» **Problem**
Leave out the pictures and copy each record below exactly.
## BEGIN
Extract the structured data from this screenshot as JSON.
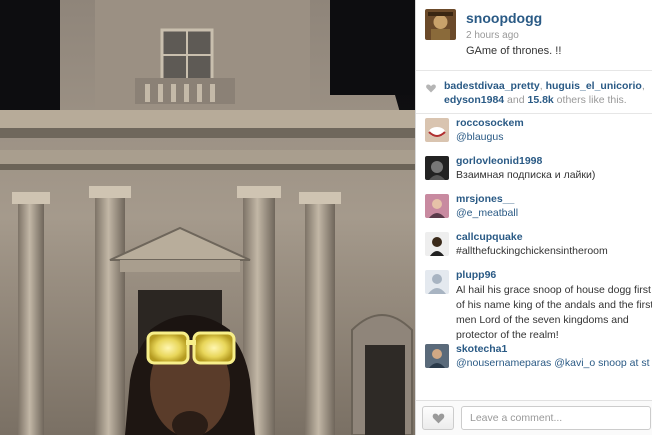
{
  "post": {
    "username": "snoopdogg",
    "time": "2 hours ago",
    "caption": "GAme of thrones. !!"
  },
  "likes": {
    "user1": "badestdivaa_pretty",
    "user2": "huguis_el_unicorio",
    "user3": "edyson1984",
    "connector": " and ",
    "others_count": "15.8k",
    "suffix": " others like this."
  },
  "comments": [
    {
      "name": "roccosockem",
      "text": "@blaugus",
      "link": true
    },
    {
      "name": "gorlovleonid1998",
      "text": "Взаимная подписка и лайки)",
      "link": false
    },
    {
      "name": "mrsjones__",
      "text": "@e_meatball",
      "link": true
    },
    {
      "name": "callcupquake",
      "text": "#allthefuckingchickensintheroom",
      "link": false
    },
    {
      "name": "plupp96",
      "text": "Al hail his grace snoop of house dogg first of his name king of the andals and the first men Lord of the seven kingdoms and protector of the realm!",
      "link": false
    },
    {
      "name": "skotecha1",
      "text": "@nousernameparas @kavi_o snoop at st ydav?",
      "link": true
    }
  ],
  "footer": {
    "placeholder": "Leave a comment..."
  },
  "colors": {
    "link_blue": "#2a5a85",
    "muted": "#999999"
  },
  "icons": {
    "like": "heart-icon",
    "likes_summary": "heart-icon"
  }
}
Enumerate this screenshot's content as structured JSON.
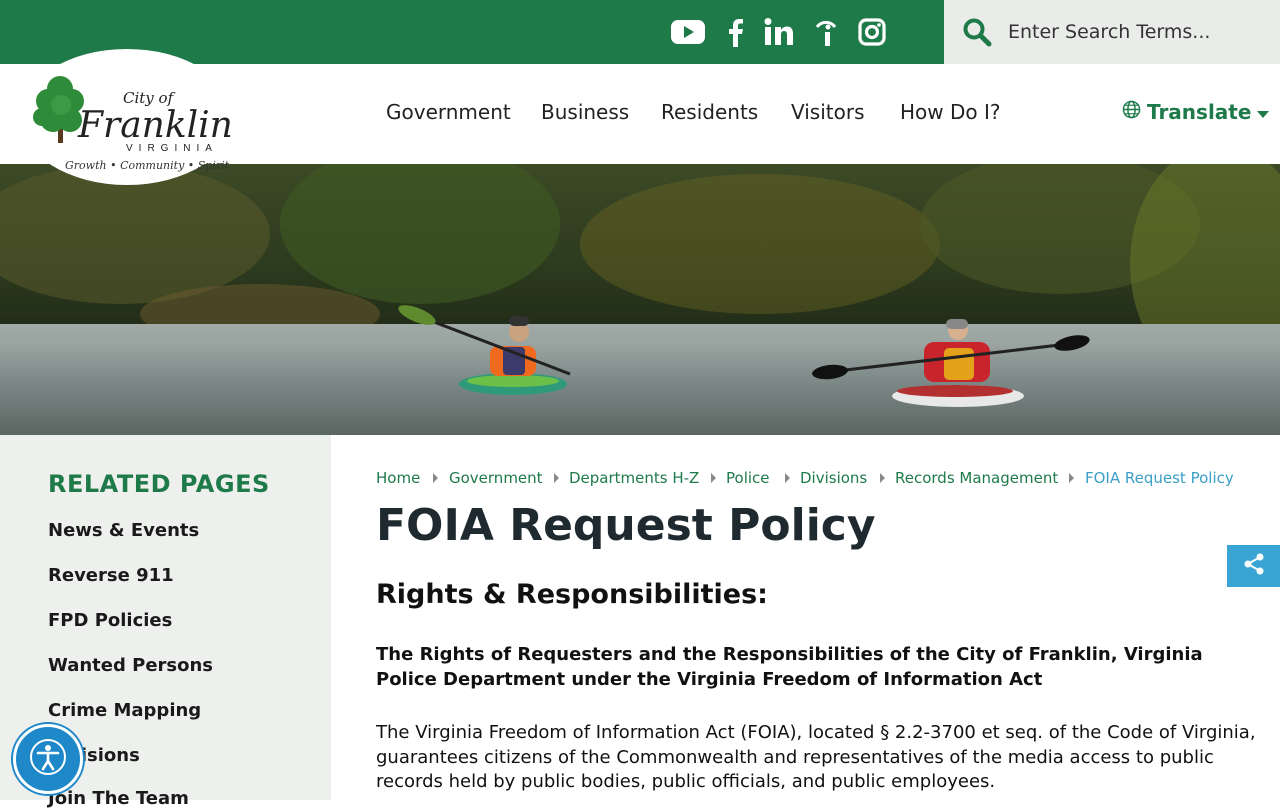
{
  "search": {
    "placeholder": "Enter Search Terms..."
  },
  "social": [
    "youtube-icon",
    "facebook-icon",
    "linkedin-icon",
    "info-icon",
    "instagram-icon"
  ],
  "logo": {
    "line1": "City of",
    "line2": "Franklin",
    "line3": "VIRGINIA",
    "tagline": "Growth • Community • Spirit"
  },
  "nav": {
    "items": [
      "Government",
      "Business",
      "Residents",
      "Visitors",
      "How Do I?"
    ],
    "translate": "Translate"
  },
  "sidebar": {
    "title": "RELATED PAGES",
    "items": [
      "News & Events",
      "Reverse 911",
      "FPD Policies",
      "Wanted Persons",
      "Crime Mapping",
      "Divisions",
      "Join The Team"
    ]
  },
  "breadcrumb": [
    "Home",
    "Government",
    "Departments H-Z",
    "Police",
    "Divisions",
    "Records Management",
    "FOIA Request Policy"
  ],
  "content": {
    "title": "FOIA Request Policy",
    "section": "Rights & Responsibilities:",
    "lead": "The Rights of Requesters and the Responsibilities of the City of Franklin, Virginia Police Department under the Virginia Freedom of Information Act",
    "body": " The Virginia Freedom of Information Act (FOIA), located § 2.2-3700 et seq. of the Code of Virginia, guarantees citizens of the Commonwealth and representatives of the media access to public records held by public bodies, public officials, and public employees."
  },
  "colors": {
    "brand_green": "#1f7a4a",
    "accent_blue": "#3aa4d4",
    "sidebar_bg": "#eef0ee"
  }
}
## END
» **Final result**
Extract the structured data from this screenshot as JSON.
{
  "post": {
    "username": "snoopdogg",
    "time": "2 hours ago",
    "caption": "GAme of thrones. !!"
  },
  "likes": {
    "user1": "badestdivaa_pretty",
    "user2": "huguis_el_unicorio",
    "user3": "edyson1984",
    "connector": " and ",
    "others_count": "15.8k",
    "suffix": " others like this."
  },
  "comments": [
    {
      "name": "roccosockem",
      "text": "@blaugus",
      "link": true
    },
    {
      "name": "gorlovleonid1998",
      "text": "Взаимная подписка и лайки)",
      "link": false
    },
    {
      "name": "mrsjones__",
      "text": "@e_meatball",
      "link": true
    },
    {
      "name": "callcupquake",
      "text": "#allthefuckingchickensintheroom",
      "link": false
    },
    {
      "name": "plupp96",
      "text": "Al hail his grace snoop of house dogg first of his name king of the andals and the first men Lord of the seven kingdoms and protector of the realm!",
      "link": false
    },
    {
      "name": "skotecha1",
      "text": "@nousernameparas @kavi_o snoop at st ydav?",
      "link": true
    }
  ],
  "footer": {
    "placeholder": "Leave a comment..."
  },
  "colors": {
    "link_blue": "#2a5a85",
    "muted": "#999999"
  },
  "icons": {
    "like": "heart-icon",
    "likes_summary": "heart-icon"
  }
}
Enumerate this screenshot's content as structured JSON.
{
  "search": {
    "placeholder": "Enter Search Terms..."
  },
  "social": [
    "youtube-icon",
    "facebook-icon",
    "linkedin-icon",
    "info-icon",
    "instagram-icon"
  ],
  "logo": {
    "line1": "City of",
    "line2": "Franklin",
    "line3": "VIRGINIA",
    "tagline": "Growth • Community • Spirit"
  },
  "nav": {
    "items": [
      "Government",
      "Business",
      "Residents",
      "Visitors",
      "How Do I?"
    ],
    "translate": "Translate"
  },
  "sidebar": {
    "title": "RELATED PAGES",
    "items": [
      "News & Events",
      "Reverse 911",
      "FPD Policies",
      "Wanted Persons",
      "Crime Mapping",
      "Divisions",
      "Join The Team"
    ]
  },
  "breadcrumb": [
    "Home",
    "Government",
    "Departments H-Z",
    "Police",
    "Divisions",
    "Records Management",
    "FOIA Request Policy"
  ],
  "content": {
    "title": "FOIA Request Policy",
    "section": "Rights & Responsibilities:",
    "lead": "The Rights of Requesters and the Responsibilities of the City of Franklin, Virginia Police Department under the Virginia Freedom of Information Act",
    "body": " The Virginia Freedom of Information Act (FOIA), located § 2.2-3700 et seq. of the Code of Virginia, guarantees citizens of the Commonwealth and representatives of the media access to public records held by public bodies, public officials, and public employees."
  },
  "colors": {
    "brand_green": "#1f7a4a",
    "accent_blue": "#3aa4d4",
    "sidebar_bg": "#eef0ee"
  }
}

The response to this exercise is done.